**Task statement**
Gather all lines with the word "JSON" in them.

(Collection entries)
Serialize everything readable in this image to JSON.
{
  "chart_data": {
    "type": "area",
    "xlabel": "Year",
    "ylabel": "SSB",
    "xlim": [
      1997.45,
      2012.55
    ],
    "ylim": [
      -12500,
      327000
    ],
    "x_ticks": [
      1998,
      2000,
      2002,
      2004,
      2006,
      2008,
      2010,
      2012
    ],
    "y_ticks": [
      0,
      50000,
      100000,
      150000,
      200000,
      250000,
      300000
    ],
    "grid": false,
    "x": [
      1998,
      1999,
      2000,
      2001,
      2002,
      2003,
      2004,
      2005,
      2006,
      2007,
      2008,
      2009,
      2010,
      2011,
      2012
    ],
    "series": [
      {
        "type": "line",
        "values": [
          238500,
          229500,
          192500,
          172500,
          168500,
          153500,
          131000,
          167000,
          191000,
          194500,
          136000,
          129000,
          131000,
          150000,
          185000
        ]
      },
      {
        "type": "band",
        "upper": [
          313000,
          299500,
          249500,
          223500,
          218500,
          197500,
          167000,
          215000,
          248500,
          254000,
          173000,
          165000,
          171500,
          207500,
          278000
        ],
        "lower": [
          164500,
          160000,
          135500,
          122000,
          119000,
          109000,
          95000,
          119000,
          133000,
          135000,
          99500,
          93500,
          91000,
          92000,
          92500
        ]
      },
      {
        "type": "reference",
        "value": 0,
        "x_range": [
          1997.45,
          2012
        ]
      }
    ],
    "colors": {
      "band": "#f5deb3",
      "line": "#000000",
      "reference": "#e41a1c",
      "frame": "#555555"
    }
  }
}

--

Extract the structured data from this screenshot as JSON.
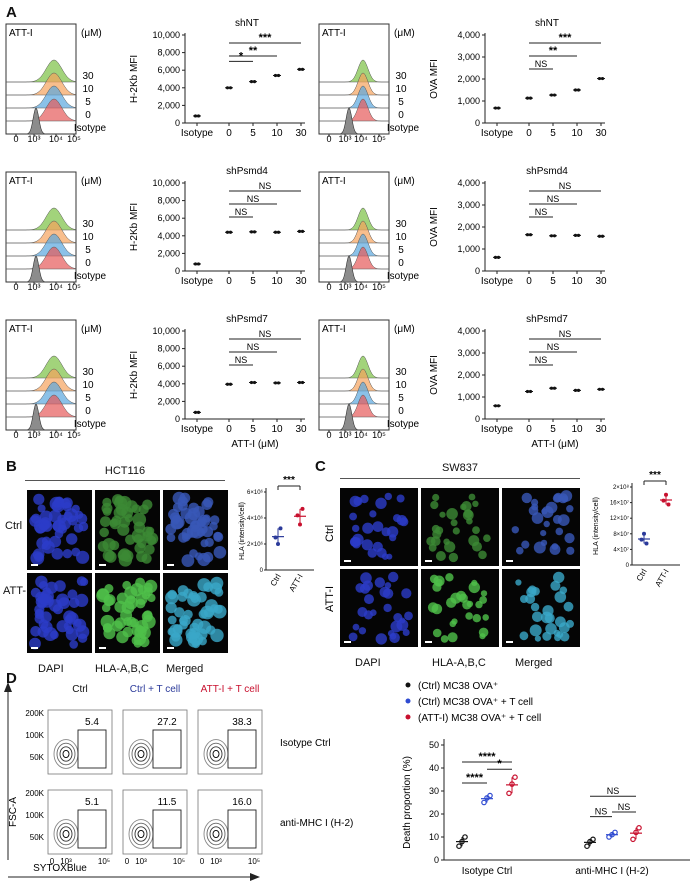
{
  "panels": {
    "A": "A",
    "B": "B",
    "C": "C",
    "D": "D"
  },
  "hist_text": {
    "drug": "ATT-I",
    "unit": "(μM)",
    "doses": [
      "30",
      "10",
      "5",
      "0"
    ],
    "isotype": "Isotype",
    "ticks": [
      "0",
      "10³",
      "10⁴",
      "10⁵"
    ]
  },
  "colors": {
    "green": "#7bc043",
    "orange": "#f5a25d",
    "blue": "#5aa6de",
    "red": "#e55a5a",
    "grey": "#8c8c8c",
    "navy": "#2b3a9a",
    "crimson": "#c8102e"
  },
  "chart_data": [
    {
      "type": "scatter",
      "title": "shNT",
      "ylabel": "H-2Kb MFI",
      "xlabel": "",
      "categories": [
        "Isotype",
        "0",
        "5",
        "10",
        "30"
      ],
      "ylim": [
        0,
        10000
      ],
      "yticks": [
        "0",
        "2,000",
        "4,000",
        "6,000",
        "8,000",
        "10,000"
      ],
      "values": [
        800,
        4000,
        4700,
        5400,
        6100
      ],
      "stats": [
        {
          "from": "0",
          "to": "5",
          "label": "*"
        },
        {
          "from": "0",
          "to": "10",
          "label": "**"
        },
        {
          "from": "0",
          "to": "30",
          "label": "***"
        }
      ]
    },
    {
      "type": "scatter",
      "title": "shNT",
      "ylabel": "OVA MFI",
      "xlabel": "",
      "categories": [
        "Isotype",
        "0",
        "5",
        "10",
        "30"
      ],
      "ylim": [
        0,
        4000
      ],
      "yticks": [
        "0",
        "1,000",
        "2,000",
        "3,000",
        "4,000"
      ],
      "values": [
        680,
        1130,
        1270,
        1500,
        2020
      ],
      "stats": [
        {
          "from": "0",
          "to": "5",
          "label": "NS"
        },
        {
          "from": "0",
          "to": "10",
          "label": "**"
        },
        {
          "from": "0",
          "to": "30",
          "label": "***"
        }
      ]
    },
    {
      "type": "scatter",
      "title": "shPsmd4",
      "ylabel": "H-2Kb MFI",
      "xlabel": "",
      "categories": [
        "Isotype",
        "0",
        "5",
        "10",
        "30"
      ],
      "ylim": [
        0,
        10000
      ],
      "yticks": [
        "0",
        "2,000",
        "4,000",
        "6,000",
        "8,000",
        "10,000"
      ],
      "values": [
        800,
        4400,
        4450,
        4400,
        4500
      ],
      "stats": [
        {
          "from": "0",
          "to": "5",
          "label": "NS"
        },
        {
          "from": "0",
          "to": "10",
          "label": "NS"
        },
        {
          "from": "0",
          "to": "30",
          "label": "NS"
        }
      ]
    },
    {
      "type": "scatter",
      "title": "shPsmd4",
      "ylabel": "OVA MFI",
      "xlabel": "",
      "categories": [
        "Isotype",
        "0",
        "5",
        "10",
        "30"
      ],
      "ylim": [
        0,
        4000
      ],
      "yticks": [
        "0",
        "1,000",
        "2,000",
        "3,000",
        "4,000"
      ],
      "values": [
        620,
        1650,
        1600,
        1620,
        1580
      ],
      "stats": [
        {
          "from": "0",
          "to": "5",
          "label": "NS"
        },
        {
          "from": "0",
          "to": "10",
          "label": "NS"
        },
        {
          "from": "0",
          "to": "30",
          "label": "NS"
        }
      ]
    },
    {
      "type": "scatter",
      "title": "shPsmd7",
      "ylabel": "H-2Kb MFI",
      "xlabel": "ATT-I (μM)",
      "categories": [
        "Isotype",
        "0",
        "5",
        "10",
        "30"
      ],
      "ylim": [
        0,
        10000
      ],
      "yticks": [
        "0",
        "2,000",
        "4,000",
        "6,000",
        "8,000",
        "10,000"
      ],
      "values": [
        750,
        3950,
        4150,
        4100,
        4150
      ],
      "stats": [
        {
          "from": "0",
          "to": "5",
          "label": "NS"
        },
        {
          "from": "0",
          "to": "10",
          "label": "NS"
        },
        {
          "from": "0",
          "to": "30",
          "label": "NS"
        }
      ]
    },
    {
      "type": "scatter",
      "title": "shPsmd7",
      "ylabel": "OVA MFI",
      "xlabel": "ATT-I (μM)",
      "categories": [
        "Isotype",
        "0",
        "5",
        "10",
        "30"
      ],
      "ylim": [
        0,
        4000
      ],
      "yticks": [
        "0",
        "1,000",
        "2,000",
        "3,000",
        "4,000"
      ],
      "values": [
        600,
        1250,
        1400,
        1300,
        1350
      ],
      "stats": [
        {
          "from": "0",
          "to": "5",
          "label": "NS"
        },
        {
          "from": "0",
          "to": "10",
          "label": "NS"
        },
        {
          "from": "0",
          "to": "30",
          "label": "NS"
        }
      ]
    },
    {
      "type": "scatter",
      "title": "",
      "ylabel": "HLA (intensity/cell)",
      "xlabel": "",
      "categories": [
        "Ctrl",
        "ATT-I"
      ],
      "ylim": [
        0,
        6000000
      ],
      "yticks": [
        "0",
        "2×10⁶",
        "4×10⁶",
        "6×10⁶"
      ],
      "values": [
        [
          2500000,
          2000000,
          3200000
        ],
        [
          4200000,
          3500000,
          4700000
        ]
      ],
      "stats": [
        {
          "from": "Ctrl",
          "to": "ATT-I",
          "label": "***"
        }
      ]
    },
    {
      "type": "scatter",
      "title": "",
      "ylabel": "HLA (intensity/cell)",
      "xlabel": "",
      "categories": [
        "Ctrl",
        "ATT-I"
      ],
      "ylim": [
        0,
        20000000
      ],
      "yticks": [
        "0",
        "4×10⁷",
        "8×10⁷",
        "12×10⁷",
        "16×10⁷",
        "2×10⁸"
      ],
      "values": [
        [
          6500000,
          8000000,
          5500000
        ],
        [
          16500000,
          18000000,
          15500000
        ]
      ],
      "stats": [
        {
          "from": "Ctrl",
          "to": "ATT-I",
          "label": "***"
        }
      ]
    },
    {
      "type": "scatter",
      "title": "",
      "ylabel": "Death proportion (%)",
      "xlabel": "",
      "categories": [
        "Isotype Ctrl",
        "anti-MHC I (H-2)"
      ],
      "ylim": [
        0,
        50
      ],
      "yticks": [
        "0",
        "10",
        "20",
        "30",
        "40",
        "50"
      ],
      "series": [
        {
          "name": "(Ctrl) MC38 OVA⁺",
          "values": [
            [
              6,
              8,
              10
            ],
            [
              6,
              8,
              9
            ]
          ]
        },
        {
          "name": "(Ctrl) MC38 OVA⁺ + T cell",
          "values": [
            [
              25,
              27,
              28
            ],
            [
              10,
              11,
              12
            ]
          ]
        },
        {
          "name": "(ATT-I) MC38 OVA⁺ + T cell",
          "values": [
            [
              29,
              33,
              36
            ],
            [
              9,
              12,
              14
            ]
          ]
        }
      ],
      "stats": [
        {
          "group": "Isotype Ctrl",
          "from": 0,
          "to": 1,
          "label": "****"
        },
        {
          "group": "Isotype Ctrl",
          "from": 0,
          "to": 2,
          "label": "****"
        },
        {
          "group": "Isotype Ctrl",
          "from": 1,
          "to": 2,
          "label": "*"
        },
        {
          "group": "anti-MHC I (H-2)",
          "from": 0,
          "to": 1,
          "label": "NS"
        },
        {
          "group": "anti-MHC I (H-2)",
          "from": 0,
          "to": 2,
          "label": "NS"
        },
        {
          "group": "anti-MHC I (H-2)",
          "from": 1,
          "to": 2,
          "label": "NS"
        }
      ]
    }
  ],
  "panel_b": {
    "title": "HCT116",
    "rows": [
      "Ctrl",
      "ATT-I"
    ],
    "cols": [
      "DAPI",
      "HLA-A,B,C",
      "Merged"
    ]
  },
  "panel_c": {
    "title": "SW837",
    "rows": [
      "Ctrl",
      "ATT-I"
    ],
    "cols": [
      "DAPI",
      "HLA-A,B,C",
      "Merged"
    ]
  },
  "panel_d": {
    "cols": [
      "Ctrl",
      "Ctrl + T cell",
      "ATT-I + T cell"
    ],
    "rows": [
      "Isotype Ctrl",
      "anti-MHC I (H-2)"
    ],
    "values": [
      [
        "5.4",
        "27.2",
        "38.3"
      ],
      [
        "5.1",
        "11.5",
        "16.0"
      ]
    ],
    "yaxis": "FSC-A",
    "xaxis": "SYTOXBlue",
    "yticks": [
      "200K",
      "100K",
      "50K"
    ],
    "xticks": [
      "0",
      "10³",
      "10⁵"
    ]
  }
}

**Result for this task**
Serialize everything readable in this image to JSON.
Extract the structured data from this screenshot as JSON.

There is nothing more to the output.